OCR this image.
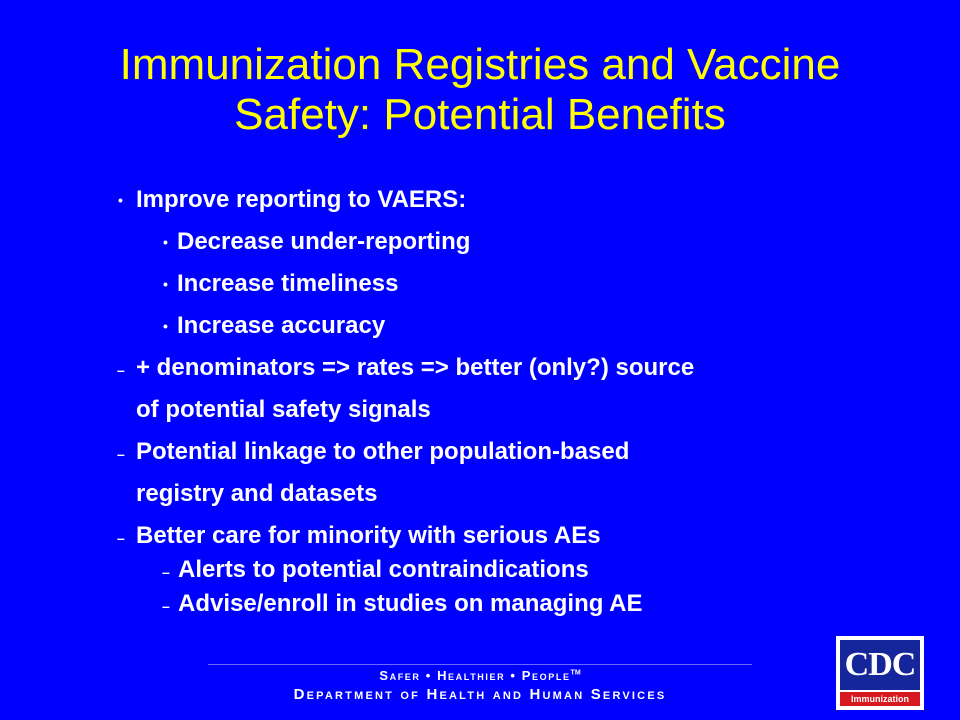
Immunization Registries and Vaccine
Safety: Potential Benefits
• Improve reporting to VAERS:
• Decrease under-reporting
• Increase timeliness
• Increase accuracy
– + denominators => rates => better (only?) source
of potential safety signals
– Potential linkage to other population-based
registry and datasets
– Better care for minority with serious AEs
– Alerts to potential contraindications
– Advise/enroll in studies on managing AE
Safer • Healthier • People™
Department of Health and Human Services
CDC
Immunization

☆ ☆ ☆ ☆ ☆

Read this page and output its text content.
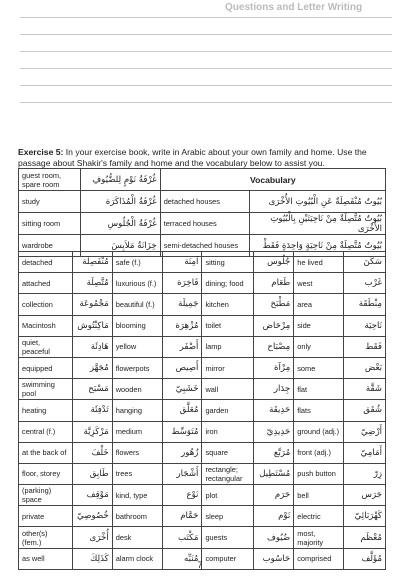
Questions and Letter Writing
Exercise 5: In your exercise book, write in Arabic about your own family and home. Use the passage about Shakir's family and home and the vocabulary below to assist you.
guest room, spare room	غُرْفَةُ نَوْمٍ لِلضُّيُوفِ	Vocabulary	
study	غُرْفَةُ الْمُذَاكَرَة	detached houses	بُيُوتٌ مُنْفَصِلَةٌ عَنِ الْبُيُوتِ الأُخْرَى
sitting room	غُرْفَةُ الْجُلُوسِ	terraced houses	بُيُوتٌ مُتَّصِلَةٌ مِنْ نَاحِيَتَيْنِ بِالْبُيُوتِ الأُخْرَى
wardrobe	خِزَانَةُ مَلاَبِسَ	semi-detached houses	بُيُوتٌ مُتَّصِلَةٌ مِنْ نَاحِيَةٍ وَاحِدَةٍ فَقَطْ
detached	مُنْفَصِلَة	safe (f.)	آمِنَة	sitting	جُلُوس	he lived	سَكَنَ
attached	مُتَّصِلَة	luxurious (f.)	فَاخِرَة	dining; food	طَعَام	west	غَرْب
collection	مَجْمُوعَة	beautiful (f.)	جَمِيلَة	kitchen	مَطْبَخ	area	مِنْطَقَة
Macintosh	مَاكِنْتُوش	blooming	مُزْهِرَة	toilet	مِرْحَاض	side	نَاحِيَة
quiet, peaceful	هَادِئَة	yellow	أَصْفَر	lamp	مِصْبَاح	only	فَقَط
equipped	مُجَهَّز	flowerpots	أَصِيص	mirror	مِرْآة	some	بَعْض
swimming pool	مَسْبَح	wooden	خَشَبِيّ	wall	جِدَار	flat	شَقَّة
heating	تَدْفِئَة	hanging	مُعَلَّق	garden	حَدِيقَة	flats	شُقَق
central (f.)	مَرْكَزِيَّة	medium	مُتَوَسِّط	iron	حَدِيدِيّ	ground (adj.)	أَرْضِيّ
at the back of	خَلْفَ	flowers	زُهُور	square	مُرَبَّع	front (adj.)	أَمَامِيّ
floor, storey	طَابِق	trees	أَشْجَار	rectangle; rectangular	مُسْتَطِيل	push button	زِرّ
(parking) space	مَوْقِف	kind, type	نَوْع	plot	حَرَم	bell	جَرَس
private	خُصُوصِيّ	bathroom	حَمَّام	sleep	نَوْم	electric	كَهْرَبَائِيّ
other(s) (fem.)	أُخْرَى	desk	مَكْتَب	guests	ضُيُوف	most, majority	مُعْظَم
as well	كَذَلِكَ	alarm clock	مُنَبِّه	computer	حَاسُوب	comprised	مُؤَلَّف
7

☆ ☆ ☆ ☆ ☆

What needs to be done: In the listing above, locate each line with "only" and copy it.

Output:
– + denominators => rates => better (only?) source
quiet, peaceful	هَادِئَة	yellow	أَصْفَر	lamp	مِصْبَاح	only	فَقَط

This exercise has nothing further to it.